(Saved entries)
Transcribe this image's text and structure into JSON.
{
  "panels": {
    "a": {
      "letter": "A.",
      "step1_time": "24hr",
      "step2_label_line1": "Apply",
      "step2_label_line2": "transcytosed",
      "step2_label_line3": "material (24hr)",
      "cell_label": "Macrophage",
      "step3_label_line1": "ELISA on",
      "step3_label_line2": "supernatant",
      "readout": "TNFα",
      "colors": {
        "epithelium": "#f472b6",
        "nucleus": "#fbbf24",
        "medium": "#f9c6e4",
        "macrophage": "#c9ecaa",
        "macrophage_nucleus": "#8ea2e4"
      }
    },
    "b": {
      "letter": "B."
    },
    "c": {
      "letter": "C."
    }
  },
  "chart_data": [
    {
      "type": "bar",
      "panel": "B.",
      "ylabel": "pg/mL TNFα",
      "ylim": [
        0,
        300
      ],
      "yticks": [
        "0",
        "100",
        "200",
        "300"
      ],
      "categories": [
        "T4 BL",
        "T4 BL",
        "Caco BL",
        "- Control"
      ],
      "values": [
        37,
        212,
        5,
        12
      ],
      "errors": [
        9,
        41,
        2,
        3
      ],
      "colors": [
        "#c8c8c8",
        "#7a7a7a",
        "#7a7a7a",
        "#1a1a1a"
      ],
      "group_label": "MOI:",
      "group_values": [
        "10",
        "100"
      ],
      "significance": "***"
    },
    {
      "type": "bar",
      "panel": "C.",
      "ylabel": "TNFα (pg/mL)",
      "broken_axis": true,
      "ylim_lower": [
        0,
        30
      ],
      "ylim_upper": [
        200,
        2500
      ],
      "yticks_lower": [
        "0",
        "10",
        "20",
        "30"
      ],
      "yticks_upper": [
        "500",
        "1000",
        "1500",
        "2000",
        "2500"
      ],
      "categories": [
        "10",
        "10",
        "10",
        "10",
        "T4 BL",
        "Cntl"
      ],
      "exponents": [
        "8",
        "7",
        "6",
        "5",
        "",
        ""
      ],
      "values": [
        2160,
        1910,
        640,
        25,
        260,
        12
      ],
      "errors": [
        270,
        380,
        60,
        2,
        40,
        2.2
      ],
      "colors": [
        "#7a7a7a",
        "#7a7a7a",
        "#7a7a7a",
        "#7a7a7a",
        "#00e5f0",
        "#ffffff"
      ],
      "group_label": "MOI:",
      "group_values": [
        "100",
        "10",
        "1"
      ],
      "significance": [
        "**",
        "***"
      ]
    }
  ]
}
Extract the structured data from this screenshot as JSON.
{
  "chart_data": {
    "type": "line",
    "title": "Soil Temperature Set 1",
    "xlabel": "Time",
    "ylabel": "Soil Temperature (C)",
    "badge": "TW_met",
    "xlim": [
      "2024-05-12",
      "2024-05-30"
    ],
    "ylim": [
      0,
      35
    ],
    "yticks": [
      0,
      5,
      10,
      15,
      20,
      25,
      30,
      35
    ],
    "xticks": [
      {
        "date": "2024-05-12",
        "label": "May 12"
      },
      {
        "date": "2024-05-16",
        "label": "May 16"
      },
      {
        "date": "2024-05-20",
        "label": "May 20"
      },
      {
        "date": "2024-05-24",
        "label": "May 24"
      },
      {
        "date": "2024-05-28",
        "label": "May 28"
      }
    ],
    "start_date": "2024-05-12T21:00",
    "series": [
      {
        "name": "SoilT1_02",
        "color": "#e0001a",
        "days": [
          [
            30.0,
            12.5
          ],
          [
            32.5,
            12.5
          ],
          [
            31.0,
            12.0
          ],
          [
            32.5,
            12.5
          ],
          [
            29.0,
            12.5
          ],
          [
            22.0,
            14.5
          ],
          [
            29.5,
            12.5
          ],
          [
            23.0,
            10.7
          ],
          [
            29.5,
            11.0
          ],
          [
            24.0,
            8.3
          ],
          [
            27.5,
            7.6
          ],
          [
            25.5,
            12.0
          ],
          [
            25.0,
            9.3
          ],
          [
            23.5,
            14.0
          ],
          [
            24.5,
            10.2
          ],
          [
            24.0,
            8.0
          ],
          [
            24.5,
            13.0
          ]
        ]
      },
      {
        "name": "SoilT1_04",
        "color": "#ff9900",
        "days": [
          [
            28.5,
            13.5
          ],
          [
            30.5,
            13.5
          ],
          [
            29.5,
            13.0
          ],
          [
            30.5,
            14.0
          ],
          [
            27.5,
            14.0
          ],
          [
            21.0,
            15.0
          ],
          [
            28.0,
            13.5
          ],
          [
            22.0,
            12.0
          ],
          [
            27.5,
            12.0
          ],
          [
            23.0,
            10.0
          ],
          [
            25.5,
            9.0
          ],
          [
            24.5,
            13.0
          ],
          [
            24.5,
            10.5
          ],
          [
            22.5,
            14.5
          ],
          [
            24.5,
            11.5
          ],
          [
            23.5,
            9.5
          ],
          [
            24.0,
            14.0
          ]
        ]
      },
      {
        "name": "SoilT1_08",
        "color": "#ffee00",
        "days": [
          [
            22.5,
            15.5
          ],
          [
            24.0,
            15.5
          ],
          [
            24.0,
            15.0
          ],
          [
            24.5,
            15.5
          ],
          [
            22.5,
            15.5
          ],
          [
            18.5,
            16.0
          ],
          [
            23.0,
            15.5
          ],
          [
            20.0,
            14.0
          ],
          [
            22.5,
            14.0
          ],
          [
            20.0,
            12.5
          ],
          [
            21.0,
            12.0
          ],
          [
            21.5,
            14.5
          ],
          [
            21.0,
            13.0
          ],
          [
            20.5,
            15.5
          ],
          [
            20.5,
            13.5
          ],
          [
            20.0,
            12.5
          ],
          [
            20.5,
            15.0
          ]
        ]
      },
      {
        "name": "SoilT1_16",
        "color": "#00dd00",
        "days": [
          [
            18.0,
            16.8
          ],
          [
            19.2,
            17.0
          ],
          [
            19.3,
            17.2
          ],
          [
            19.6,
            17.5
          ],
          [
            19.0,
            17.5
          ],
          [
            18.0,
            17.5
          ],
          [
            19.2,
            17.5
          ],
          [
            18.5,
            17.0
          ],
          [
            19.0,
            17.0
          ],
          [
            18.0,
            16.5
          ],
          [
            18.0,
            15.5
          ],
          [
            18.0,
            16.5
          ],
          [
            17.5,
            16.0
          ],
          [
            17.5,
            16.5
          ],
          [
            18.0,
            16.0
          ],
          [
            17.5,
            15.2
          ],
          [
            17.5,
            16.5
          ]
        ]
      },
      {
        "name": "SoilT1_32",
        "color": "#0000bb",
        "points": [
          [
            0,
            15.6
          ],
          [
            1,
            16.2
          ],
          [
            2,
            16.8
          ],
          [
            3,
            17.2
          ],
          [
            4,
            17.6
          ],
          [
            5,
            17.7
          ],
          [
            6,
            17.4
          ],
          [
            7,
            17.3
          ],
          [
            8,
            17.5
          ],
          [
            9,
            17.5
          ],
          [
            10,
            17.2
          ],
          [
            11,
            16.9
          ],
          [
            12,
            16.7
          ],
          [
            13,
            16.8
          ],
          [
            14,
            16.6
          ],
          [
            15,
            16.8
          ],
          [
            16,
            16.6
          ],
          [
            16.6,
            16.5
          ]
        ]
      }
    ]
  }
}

TASK STATEMENT: Every entry above should be retyped exactly as shown.

SOLVED PROBLEM:
Transcribe this image's text and structure into JSON.
{
  "panels": {
    "a": {
      "letter": "A.",
      "step1_time": "24hr",
      "step2_label_line1": "Apply",
      "step2_label_line2": "transcytosed",
      "step2_label_line3": "material (24hr)",
      "cell_label": "Macrophage",
      "step3_label_line1": "ELISA on",
      "step3_label_line2": "supernatant",
      "readout": "TNFα",
      "colors": {
        "epithelium": "#f472b6",
        "nucleus": "#fbbf24",
        "medium": "#f9c6e4",
        "macrophage": "#c9ecaa",
        "macrophage_nucleus": "#8ea2e4"
      }
    },
    "b": {
      "letter": "B."
    },
    "c": {
      "letter": "C."
    }
  },
  "chart_data": [
    {
      "type": "bar",
      "panel": "B.",
      "ylabel": "pg/mL TNFα",
      "ylim": [
        0,
        300
      ],
      "yticks": [
        "0",
        "100",
        "200",
        "300"
      ],
      "categories": [
        "T4 BL",
        "T4 BL",
        "Caco BL",
        "- Control"
      ],
      "values": [
        37,
        212,
        5,
        12
      ],
      "errors": [
        9,
        41,
        2,
        3
      ],
      "colors": [
        "#c8c8c8",
        "#7a7a7a",
        "#7a7a7a",
        "#1a1a1a"
      ],
      "group_label": "MOI:",
      "group_values": [
        "10",
        "100"
      ],
      "significance": "***"
    },
    {
      "type": "bar",
      "panel": "C.",
      "ylabel": "TNFα (pg/mL)",
      "broken_axis": true,
      "ylim_lower": [
        0,
        30
      ],
      "ylim_upper": [
        200,
        2500
      ],
      "yticks_lower": [
        "0",
        "10",
        "20",
        "30"
      ],
      "yticks_upper": [
        "500",
        "1000",
        "1500",
        "2000",
        "2500"
      ],
      "categories": [
        "10",
        "10",
        "10",
        "10",
        "T4 BL",
        "Cntl"
      ],
      "exponents": [
        "8",
        "7",
        "6",
        "5",
        "",
        ""
      ],
      "values": [
        2160,
        1910,
        640,
        25,
        260,
        12
      ],
      "errors": [
        270,
        380,
        60,
        2,
        40,
        2.2
      ],
      "colors": [
        "#7a7a7a",
        "#7a7a7a",
        "#7a7a7a",
        "#7a7a7a",
        "#00e5f0",
        "#ffffff"
      ],
      "group_label": "MOI:",
      "group_values": [
        "100",
        "10",
        "1"
      ],
      "significance": [
        "**",
        "***"
      ]
    }
  ]
}
Extract the structured data from this screenshot as JSON.
{
  "chart_data": {
    "type": "line",
    "title": "Soil Temperature Set 1",
    "xlabel": "Time",
    "ylabel": "Soil Temperature (C)",
    "badge": "TW_met",
    "xlim": [
      "2024-05-12",
      "2024-05-30"
    ],
    "ylim": [
      0,
      35
    ],
    "yticks": [
      0,
      5,
      10,
      15,
      20,
      25,
      30,
      35
    ],
    "xticks": [
      {
        "date": "2024-05-12",
        "label": "May 12"
      },
      {
        "date": "2024-05-16",
        "label": "May 16"
      },
      {
        "date": "2024-05-20",
        "label": "May 20"
      },
      {
        "date": "2024-05-24",
        "label": "May 24"
      },
      {
        "date": "2024-05-28",
        "label": "May 28"
      }
    ],
    "start_date": "2024-05-12T21:00",
    "series": [
      {
        "name": "SoilT1_02",
        "color": "#e0001a",
        "days": [
          [
            30.0,
            12.5
          ],
          [
            32.5,
            12.5
          ],
          [
            31.0,
            12.0
          ],
          [
            32.5,
            12.5
          ],
          [
            29.0,
            12.5
          ],
          [
            22.0,
            14.5
          ],
          [
            29.5,
            12.5
          ],
          [
            23.0,
            10.7
          ],
          [
            29.5,
            11.0
          ],
          [
            24.0,
            8.3
          ],
          [
            27.5,
            7.6
          ],
          [
            25.5,
            12.0
          ],
          [
            25.0,
            9.3
          ],
          [
            23.5,
            14.0
          ],
          [
            24.5,
            10.2
          ],
          [
            24.0,
            8.0
          ],
          [
            24.5,
            13.0
          ]
        ]
      },
      {
        "name": "SoilT1_04",
        "color": "#ff9900",
        "days": [
          [
            28.5,
            13.5
          ],
          [
            30.5,
            13.5
          ],
          [
            29.5,
            13.0
          ],
          [
            30.5,
            14.0
          ],
          [
            27.5,
            14.0
          ],
          [
            21.0,
            15.0
          ],
          [
            28.0,
            13.5
          ],
          [
            22.0,
            12.0
          ],
          [
            27.5,
            12.0
          ],
          [
            23.0,
            10.0
          ],
          [
            25.5,
            9.0
          ],
          [
            24.5,
            13.0
          ],
          [
            24.5,
            10.5
          ],
          [
            22.5,
            14.5
          ],
          [
            24.5,
            11.5
          ],
          [
            23.5,
            9.5
          ],
          [
            24.0,
            14.0
          ]
        ]
      },
      {
        "name": "SoilT1_08",
        "color": "#ffee00",
        "days": [
          [
            22.5,
            15.5
          ],
          [
            24.0,
            15.5
          ],
          [
            24.0,
            15.0
          ],
          [
            24.5,
            15.5
          ],
          [
            22.5,
            15.5
          ],
          [
            18.5,
            16.0
          ],
          [
            23.0,
            15.5
          ],
          [
            20.0,
            14.0
          ],
          [
            22.5,
            14.0
          ],
          [
            20.0,
            12.5
          ],
          [
            21.0,
            12.0
          ],
          [
            21.5,
            14.5
          ],
          [
            21.0,
            13.0
          ],
          [
            20.5,
            15.5
          ],
          [
            20.5,
            13.5
          ],
          [
            20.0,
            12.5
          ],
          [
            20.5,
            15.0
          ]
        ]
      },
      {
        "name": "SoilT1_16",
        "color": "#00dd00",
        "days": [
          [
            18.0,
            16.8
          ],
          [
            19.2,
            17.0
          ],
          [
            19.3,
            17.2
          ],
          [
            19.6,
            17.5
          ],
          [
            19.0,
            17.5
          ],
          [
            18.0,
            17.5
          ],
          [
            19.2,
            17.5
          ],
          [
            18.5,
            17.0
          ],
          [
            19.0,
            17.0
          ],
          [
            18.0,
            16.5
          ],
          [
            18.0,
            15.5
          ],
          [
            18.0,
            16.5
          ],
          [
            17.5,
            16.0
          ],
          [
            17.5,
            16.5
          ],
          [
            18.0,
            16.0
          ],
          [
            17.5,
            15.2
          ],
          [
            17.5,
            16.5
          ]
        ]
      },
      {
        "name": "SoilT1_32",
        "color": "#0000bb",
        "points": [
          [
            0,
            15.6
          ],
          [
            1,
            16.2
          ],
          [
            2,
            16.8
          ],
          [
            3,
            17.2
          ],
          [
            4,
            17.6
          ],
          [
            5,
            17.7
          ],
          [
            6,
            17.4
          ],
          [
            7,
            17.3
          ],
          [
            8,
            17.5
          ],
          [
            9,
            17.5
          ],
          [
            10,
            17.2
          ],
          [
            11,
            16.9
          ],
          [
            12,
            16.7
          ],
          [
            13,
            16.8
          ],
          [
            14,
            16.6
          ],
          [
            15,
            16.8
          ],
          [
            16,
            16.6
          ],
          [
            16.6,
            16.5
          ]
        ]
      }
    ]
  }
}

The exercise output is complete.